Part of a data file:
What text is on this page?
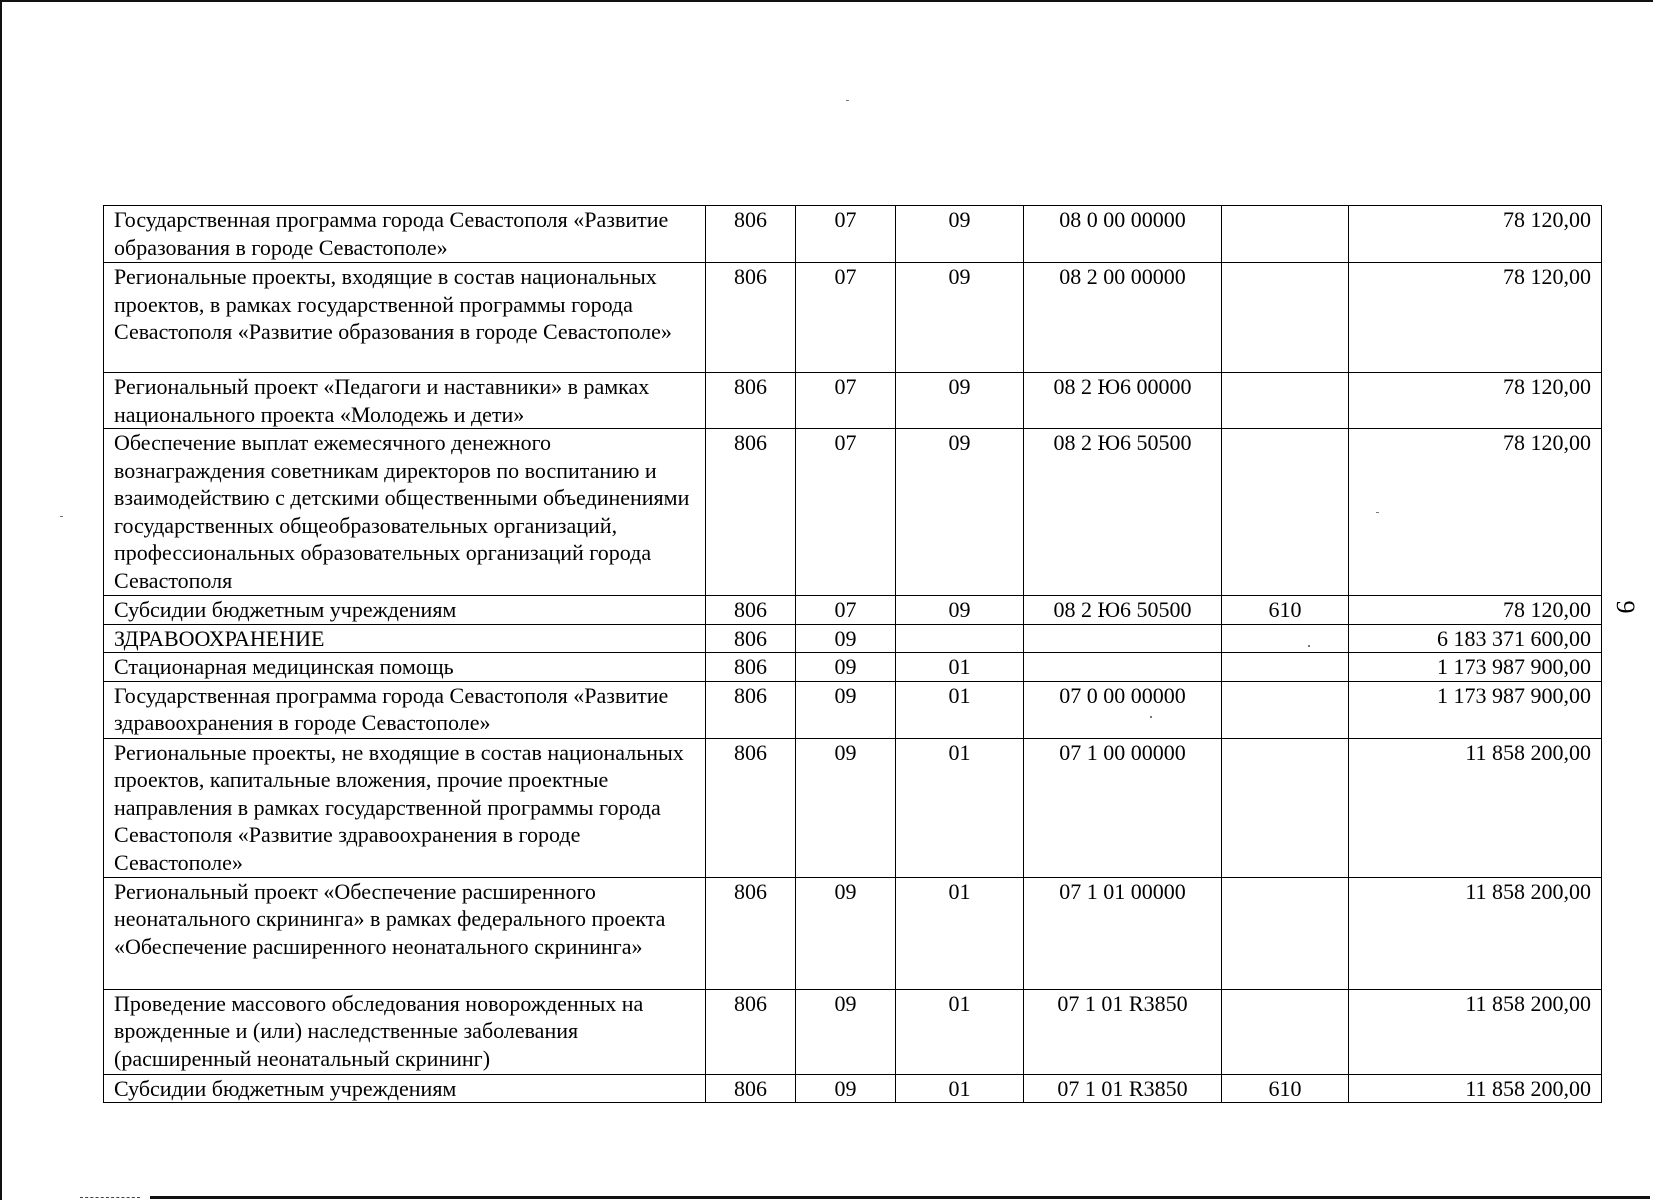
Государственная программа города Севастополя «Развитие образования в городе Севастополе»	806	07	09	08 0 00 00000		78 120,00
Региональные проекты, входящие в состав национальных проектов, в рамках государственной программы города Севастополя «Развитие образования в городе Севастополе»	806	07	09	08 2 00 00000		78 120,00
Региональный проект «Педагоги и наставники» в рамках национального проекта «Молодежь и дети»	806	07	09	08 2 Ю6 00000		78 120,00
Обеспечение выплат ежемесячного денежного вознаграждения советникам директоров по воспитанию и взаимодействию с детскими общественными объединениями государственных общеобразовательных организаций, профессиональных образовательных организаций города Севастополя	806	07	09	08 2 Ю6 50500		78 120,00
Субсидии бюджетным учреждениям	806	07	09	08 2 Ю6 50500	610	78 120,00
ЗДРАВООХРАНЕНИЕ	806	09				6 183 371 600,00
Стационарная медицинская помощь	806	09	01			1 173 987 900,00
Государственная программа города Севастополя «Развитие здравоохранения в городе Севастополе»	806	09	01	07 0 00 00000		1 173 987 900,00
Региональные проекты, не входящие в состав национальных проектов, капитальные вложения, прочие проектные направления в рамках государственной программы города Севастополя «Развитие здравоохранения в городе Севастополе»	806	09	01	07 1 00 00000		11 858 200,00
Региональный проект «Обеспечение расширенного неонатального скрининга» в рамках федерального проекта «Обеспечение расширенного неонатального скрининга»	806	09	01	07 1 01 00000		11 858 200,00
Проведение массового обследования новорожденных на врожденные и (или) наследственные заболевания (расширенный неонатальный скрининг)	806	09	01	07 1 01 R3850		11 858 200,00
Субсидии бюджетным учреждениям	806	09	01	07 1 01 R3850	610	11 858 200,00
9
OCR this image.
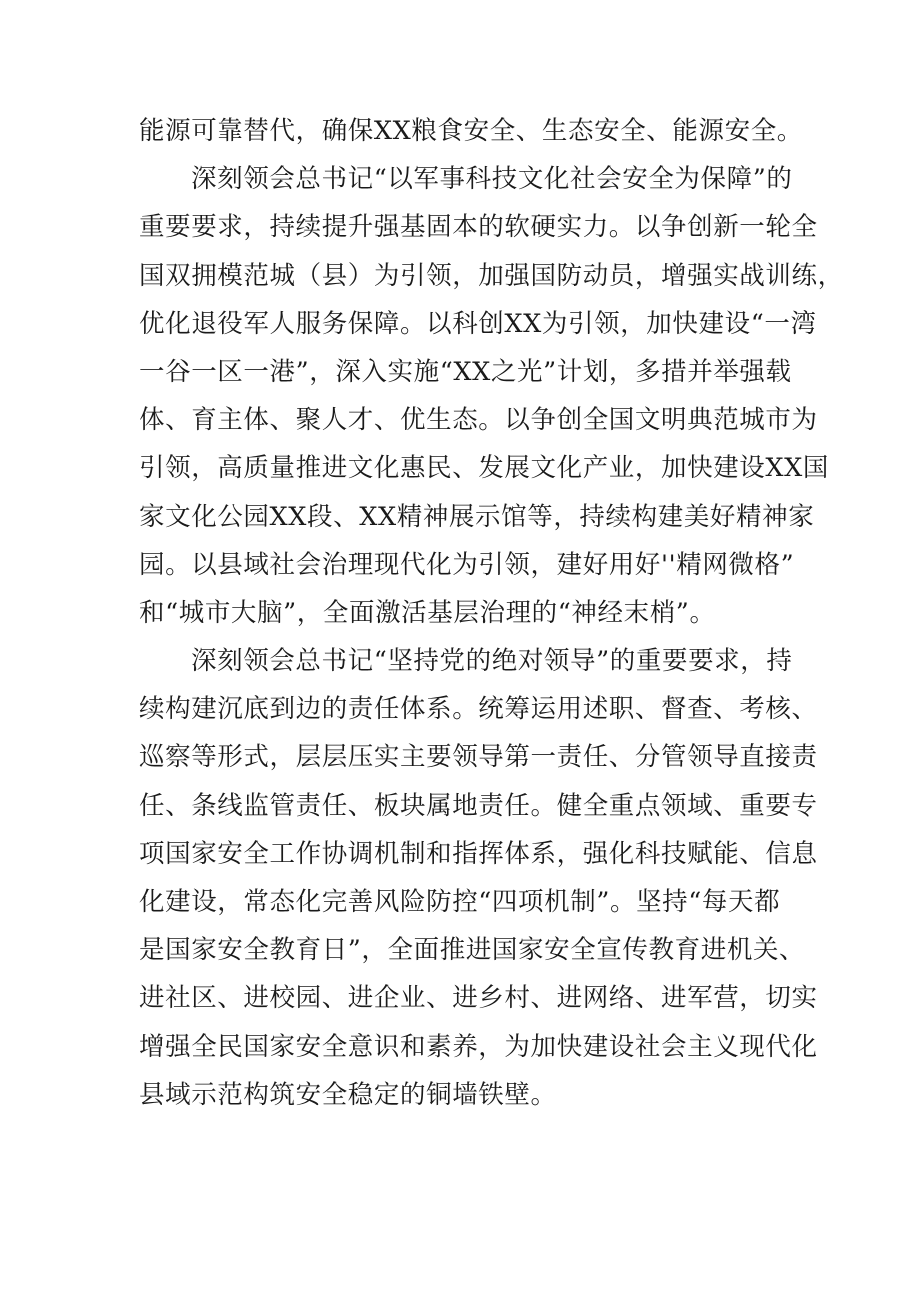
能源可靠替代，确保XX粮食安全、生态安全、能源安全。
深刻领会总书记“以军事科技文化社会安全为保障”的
重要要求，持续提升强基固本的软硬实力。以争创新一轮全
国双拥模范城（县）为引领，加强国防动员，增强实战训练，
优化退役军人服务保障。以科创XX为引领，加快建设“一湾
一谷一区一港”，深入实施“XX之光”计划，多措并举强载
体、育主体、聚人才、优生态。以争创全国文明典范城市为
引领，高质量推进文化惠民、发展文化产业，加快建设XX国
家文化公园XX段、XX精神展示馆等，持续构建美好精神家
园。以县域社会治理现代化为引领，建好用好''精网微格”
和“城市大脑”，全面激活基层治理的“神经末梢”。
深刻领会总书记“坚持党的绝对领导”的重要要求，持
续构建沉底到边的责任体系。统筹运用述职、督查、考核、
巡察等形式，层层压实主要领导第一责任、分管领导直接责
任、条线监管责任、板块属地责任。健全重点领域、重要专
项国家安全工作协调机制和指挥体系，强化科技赋能、信息
化建设，常态化完善风险防控“四项机制”。坚持“每天都
是国家安全教育日”，全面推进国家安全宣传教育进机关、
进社区、进校园、进企业、进乡村、进网络、进军营，切实
增强全民国家安全意识和素养，为加快建设社会主义现代化
县域示范构筑安全稳定的铜墙铁壁。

## Given task:
Using the material above, retype each entry exactly and omit the pictures.

## Solution to the problem:
What text is on this page?
Государственная программа города Севастополя «Развитие образования в городе Севастополе»	806	07	09	08 0 00 00000		78 120,00
Региональные проекты, входящие в состав национальных проектов, в рамках государственной программы города Севастополя «Развитие образования в городе Севастополе»	806	07	09	08 2 00 00000		78 120,00
Региональный проект «Педагоги и наставники» в рамках национального проекта «Молодежь и дети»	806	07	09	08 2 Ю6 00000		78 120,00
Обеспечение выплат ежемесячного денежного вознаграждения советникам директоров по воспитанию и взаимодействию с детскими общественными объединениями государственных общеобразовательных организаций, профессиональных образовательных организаций города Севастополя	806	07	09	08 2 Ю6 50500		78 120,00
Субсидии бюджетным учреждениям	806	07	09	08 2 Ю6 50500	610	78 120,00
ЗДРАВООХРАНЕНИЕ	806	09				6 183 371 600,00
Стационарная медицинская помощь	806	09	01			1 173 987 900,00
Государственная программа города Севастополя «Развитие здравоохранения в городе Севастополе»	806	09	01	07 0 00 00000		1 173 987 900,00
Региональные проекты, не входящие в состав национальных проектов, капитальные вложения, прочие проектные направления в рамках государственной программы города Севастополя «Развитие здравоохранения в городе Севастополе»	806	09	01	07 1 00 00000		11 858 200,00
Региональный проект «Обеспечение расширенного неонатального скрининга» в рамках федерального проекта «Обеспечение расширенного неонатального скрининга»	806	09	01	07 1 01 00000		11 858 200,00
Проведение массового обследования новорожденных на врожденные и (или) наследственные заболевания (расширенный неонатальный скрининг)	806	09	01	07 1 01 R3850		11 858 200,00
Субсидии бюджетным учреждениям	806	09	01	07 1 01 R3850	610	11 858 200,00
9
OCR this image.
能源可靠替代，确保XX粮食安全、生态安全、能源安全。
深刻领会总书记“以军事科技文化社会安全为保障”的
重要要求，持续提升强基固本的软硬实力。以争创新一轮全
国双拥模范城（县）为引领，加强国防动员，增强实战训练，
优化退役军人服务保障。以科创XX为引领，加快建设“一湾
一谷一区一港”，深入实施“XX之光”计划，多措并举强载
体、育主体、聚人才、优生态。以争创全国文明典范城市为
引领，高质量推进文化惠民、发展文化产业，加快建设XX国
家文化公园XX段、XX精神展示馆等，持续构建美好精神家
园。以县域社会治理现代化为引领，建好用好''精网微格”
和“城市大脑”，全面激活基层治理的“神经末梢”。
深刻领会总书记“坚持党的绝对领导”的重要要求，持
续构建沉底到边的责任体系。统筹运用述职、督查、考核、
巡察等形式，层层压实主要领导第一责任、分管领导直接责
任、条线监管责任、板块属地责任。健全重点领域、重要专
项国家安全工作协调机制和指挥体系，强化科技赋能、信息
化建设，常态化完善风险防控“四项机制”。坚持“每天都
是国家安全教育日”，全面推进国家安全宣传教育进机关、
进社区、进校园、进企业、进乡村、进网络、进军营，切实
增强全民国家安全意识和素养，为加快建设社会主义现代化
县域示范构筑安全稳定的铜墙铁壁。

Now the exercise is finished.